SELECTED EXCERPT:
<<<<
Document Type : Research Paper

Authors

• Yadollah Ordokhani ¹
• Parisa Rahimkhani ²
• Esmail Babolian ³

¹ Department of Mathematics, Faculty of Mathematical Sciences, Alzahra University, Tehran, Iran

² Department of Mathematics, Faculty of Mathematical Sciences, Alzahra University, Tehran, Iran National Elites Foundation, Tehran, Iran

³ Department of Computer Science, Faculty of Mathematical Sciences and Computer, Kharazmi University, Tehran, Iran

Abstract

In this paper, a new numerical method for solving the fractional Riccati differential  equation is presented. The fractional derivatives are described in the Caputo sense. The method is based upon  fractional-order Bernoulli functions approximations. First, the  fractional-order Bernoulli functions and  their properties are  presented. Then, an operational matrix of fractional order integration is derived and is utilized to reduce the under study problem to a system of algebraic equations. Error analysis included the residual error estimation and the upper bound of the absolute errors are introduced for this method. The technique and the error analysis are applied to some problems to demonstrate the validity and applicability of  our method.

Keywords

• Fractional Riccati differential equation
• Fractional-order Bernoulli functions
• Caputo derivative
• Operational matrix
• Collocation method
>>>>
PROBLEM TO WORK ON: Repeat word for word the part of the fractional Riccati equation paper listing that begins with the words containing "In this paper, a" and ends with "of  our method.".

DATA SECTION:
<<<<
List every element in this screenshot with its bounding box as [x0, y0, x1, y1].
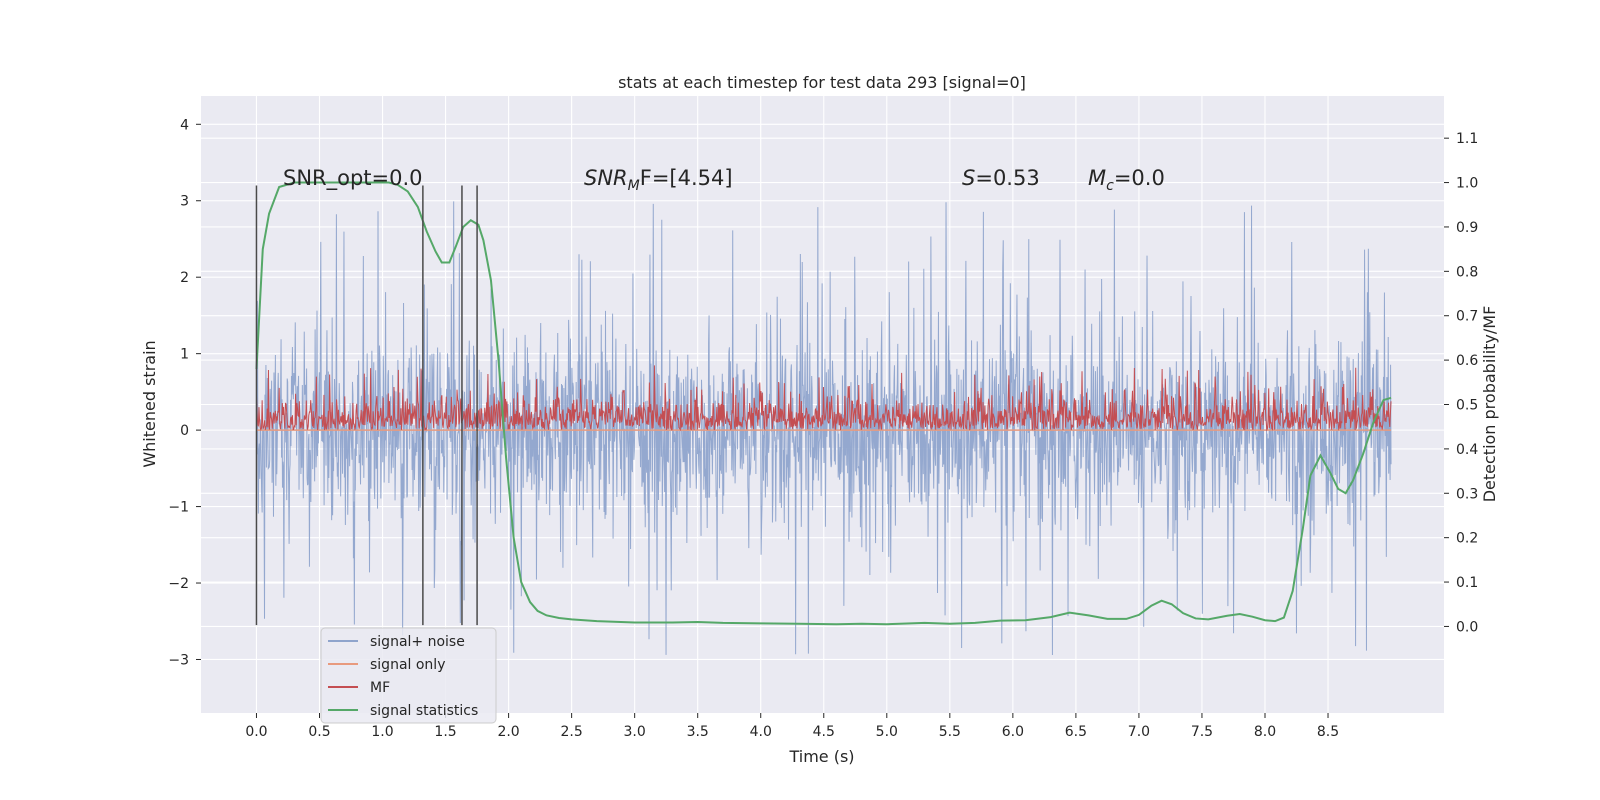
>>>>
FINISHED ANSWER:
In this paper, a new numerical method for solving the fractional Riccati differential  equation is presented. The fractional derivatives are described in the Caputo sense. The method is based upon  fractional-order Bernoulli functions approximations. First, the  fractional-order Bernoulli functions and  their properties are  presented. Then, an operational matrix of fractional order integration is derived and is utilized to reduce the under study problem to a system of algebraic equations. Error analysis included the residual error estimation and the upper bound of the absolute errors are introduced for this method. The technique and the error analysis are applied to some problems to demonstrate the validity and applicability of  our method.